▶ **Exercise aim**
Isolate every line in the data with the string "script" and copy it.

▶ **Entries**
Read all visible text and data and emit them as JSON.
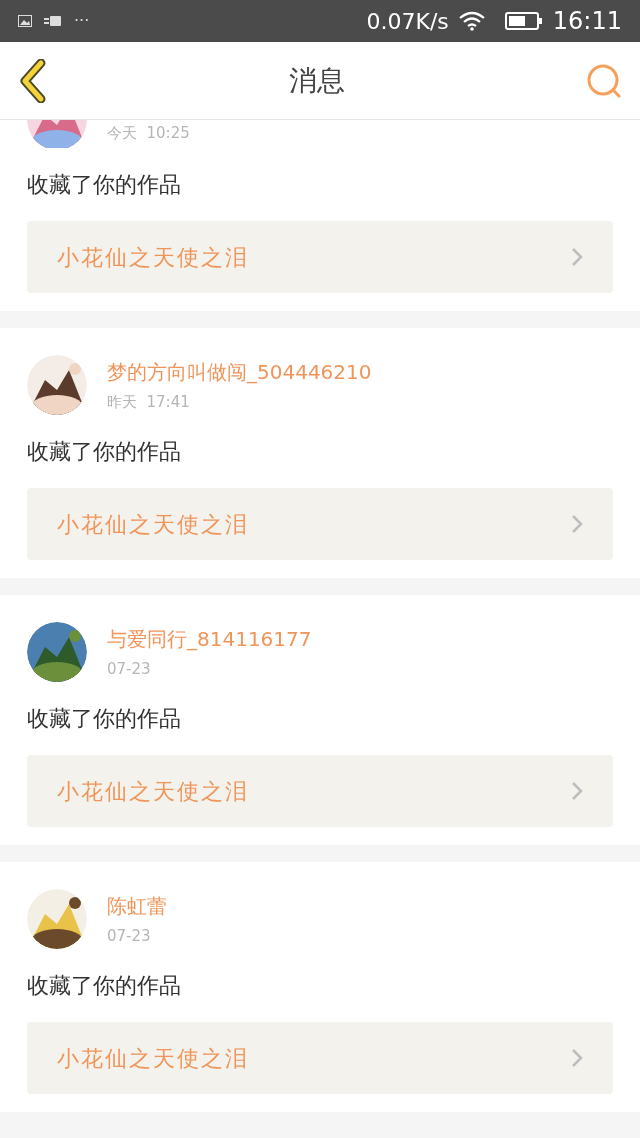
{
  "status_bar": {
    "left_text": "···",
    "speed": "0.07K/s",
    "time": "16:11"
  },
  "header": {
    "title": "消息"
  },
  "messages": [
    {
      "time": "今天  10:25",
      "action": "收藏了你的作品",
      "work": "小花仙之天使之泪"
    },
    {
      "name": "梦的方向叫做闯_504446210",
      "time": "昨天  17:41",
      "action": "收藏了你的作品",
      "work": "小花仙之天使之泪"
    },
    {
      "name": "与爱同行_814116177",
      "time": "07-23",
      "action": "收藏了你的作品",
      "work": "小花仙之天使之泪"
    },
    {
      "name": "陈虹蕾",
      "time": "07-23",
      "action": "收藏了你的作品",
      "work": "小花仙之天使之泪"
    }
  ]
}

==

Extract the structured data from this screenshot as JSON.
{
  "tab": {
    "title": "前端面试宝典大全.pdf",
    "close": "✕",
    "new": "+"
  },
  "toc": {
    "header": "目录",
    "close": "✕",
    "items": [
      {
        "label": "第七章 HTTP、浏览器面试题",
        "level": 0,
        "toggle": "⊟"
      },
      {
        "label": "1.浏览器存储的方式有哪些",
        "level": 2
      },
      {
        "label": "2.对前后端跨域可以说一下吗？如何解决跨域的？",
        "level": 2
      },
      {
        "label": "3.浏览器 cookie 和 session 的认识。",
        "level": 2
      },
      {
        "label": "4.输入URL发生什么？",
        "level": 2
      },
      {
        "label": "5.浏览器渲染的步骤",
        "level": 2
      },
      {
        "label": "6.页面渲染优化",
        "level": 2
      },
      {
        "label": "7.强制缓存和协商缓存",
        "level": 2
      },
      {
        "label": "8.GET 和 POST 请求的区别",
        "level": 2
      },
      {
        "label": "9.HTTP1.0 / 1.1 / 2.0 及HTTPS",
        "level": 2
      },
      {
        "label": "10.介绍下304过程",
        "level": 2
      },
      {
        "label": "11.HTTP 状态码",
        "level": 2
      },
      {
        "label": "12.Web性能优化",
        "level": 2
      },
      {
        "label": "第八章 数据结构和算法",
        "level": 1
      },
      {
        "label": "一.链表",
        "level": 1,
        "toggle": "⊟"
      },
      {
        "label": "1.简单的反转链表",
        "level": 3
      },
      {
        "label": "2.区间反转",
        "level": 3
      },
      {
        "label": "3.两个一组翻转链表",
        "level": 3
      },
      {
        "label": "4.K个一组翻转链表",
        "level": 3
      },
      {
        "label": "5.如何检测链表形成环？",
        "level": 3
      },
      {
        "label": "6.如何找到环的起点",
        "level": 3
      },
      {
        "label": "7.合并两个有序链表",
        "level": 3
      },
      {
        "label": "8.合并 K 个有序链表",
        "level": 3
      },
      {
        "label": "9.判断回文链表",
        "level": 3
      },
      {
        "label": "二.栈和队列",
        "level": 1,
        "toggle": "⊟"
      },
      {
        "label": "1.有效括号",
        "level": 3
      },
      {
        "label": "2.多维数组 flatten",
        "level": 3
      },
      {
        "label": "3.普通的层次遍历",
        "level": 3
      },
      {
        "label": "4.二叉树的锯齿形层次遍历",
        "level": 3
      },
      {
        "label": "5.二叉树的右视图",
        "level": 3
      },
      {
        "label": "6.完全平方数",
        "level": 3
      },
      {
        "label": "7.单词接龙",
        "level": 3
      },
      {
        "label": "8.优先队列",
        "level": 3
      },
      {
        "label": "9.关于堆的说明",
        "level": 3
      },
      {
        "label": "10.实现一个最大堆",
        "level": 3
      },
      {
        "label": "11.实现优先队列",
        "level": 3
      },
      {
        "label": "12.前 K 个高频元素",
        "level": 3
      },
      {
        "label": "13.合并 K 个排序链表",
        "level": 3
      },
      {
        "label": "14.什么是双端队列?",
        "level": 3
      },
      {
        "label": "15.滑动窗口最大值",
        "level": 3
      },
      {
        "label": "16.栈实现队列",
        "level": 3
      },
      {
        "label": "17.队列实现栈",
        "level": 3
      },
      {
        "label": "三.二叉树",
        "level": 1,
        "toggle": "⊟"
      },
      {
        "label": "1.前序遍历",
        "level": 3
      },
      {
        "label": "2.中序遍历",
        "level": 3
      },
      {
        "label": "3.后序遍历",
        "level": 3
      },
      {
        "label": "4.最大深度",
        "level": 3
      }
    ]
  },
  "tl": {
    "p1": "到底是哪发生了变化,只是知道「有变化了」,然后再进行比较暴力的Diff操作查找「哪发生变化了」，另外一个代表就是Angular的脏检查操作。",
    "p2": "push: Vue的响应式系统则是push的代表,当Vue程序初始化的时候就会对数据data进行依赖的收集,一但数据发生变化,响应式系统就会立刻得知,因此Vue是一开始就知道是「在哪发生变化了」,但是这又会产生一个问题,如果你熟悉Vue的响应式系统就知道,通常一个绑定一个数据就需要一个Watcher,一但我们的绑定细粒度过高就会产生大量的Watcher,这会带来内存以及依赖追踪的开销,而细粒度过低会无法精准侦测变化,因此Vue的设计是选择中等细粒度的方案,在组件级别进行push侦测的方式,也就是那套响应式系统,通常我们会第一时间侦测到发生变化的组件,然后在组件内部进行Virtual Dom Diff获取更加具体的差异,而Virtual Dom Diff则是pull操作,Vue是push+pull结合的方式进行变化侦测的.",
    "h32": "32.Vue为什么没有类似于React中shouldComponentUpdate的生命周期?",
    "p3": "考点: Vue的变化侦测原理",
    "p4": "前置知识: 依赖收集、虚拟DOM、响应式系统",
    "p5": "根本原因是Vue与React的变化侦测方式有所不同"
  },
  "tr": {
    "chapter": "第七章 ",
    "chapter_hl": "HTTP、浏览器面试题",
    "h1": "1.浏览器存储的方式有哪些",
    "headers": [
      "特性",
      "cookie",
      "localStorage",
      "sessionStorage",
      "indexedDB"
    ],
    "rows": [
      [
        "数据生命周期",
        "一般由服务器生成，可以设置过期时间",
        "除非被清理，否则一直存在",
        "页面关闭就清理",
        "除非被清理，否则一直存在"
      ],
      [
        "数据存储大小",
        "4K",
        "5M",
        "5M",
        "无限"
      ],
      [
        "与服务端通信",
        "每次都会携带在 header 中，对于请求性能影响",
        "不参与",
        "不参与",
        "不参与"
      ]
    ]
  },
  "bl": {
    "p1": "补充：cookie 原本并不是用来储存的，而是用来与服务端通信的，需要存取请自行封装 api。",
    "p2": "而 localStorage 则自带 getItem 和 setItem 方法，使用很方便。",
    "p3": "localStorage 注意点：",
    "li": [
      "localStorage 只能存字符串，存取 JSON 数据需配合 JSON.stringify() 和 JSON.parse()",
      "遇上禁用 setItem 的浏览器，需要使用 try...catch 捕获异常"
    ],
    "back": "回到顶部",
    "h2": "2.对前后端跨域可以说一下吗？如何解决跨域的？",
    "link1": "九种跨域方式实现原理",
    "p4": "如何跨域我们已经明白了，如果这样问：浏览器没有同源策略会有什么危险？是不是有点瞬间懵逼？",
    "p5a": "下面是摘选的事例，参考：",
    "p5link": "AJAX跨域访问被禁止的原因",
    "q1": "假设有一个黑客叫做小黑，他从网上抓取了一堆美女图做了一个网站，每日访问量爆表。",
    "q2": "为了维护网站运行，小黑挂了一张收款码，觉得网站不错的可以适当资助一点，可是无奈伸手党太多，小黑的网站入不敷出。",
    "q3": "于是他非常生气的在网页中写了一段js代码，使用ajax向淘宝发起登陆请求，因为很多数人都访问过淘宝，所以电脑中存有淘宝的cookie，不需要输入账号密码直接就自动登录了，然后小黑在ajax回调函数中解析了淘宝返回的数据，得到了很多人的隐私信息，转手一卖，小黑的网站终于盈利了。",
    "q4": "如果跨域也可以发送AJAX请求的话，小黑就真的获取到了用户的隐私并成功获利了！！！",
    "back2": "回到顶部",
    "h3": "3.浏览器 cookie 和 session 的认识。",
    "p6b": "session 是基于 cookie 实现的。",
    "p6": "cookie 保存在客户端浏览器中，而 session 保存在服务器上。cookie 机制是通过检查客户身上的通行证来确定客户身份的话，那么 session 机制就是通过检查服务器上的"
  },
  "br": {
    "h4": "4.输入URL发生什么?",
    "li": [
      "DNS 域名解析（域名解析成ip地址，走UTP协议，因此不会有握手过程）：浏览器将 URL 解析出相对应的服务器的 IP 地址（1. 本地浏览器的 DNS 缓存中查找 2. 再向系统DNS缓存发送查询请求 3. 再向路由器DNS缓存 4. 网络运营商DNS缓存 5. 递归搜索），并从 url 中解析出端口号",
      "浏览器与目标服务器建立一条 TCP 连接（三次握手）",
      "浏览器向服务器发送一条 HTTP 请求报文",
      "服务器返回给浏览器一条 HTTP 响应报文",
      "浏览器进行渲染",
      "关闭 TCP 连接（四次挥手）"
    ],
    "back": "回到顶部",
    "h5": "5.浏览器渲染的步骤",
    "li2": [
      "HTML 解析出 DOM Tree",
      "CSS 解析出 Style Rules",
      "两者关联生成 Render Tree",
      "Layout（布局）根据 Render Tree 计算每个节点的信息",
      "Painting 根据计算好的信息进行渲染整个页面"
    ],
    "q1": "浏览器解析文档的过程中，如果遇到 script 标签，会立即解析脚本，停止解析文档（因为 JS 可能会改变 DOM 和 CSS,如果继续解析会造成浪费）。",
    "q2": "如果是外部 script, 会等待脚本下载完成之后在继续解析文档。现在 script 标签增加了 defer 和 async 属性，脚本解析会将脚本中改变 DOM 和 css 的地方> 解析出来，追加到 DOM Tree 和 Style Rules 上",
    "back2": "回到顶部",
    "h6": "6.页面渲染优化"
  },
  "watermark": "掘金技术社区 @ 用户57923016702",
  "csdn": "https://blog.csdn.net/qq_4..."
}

▶ **Response to the exercise**
    "q1": "浏览器解析文档的过程中，如果遇到 script 标签，会立即解析脚本，停止解析文档（因为 JS 可能会改变 DOM 和 CSS,如果继续解析会造成浪费）。",
    "q2": "如果是外部 script, 会等待脚本下载完成之后在继续解析文档。现在 script 标签增加了 defer 和 async 属性，脚本解析会将脚本中改变 DOM 和 css 的地方> 解析出来，追加到 DOM Tree 和 Style Rules 上",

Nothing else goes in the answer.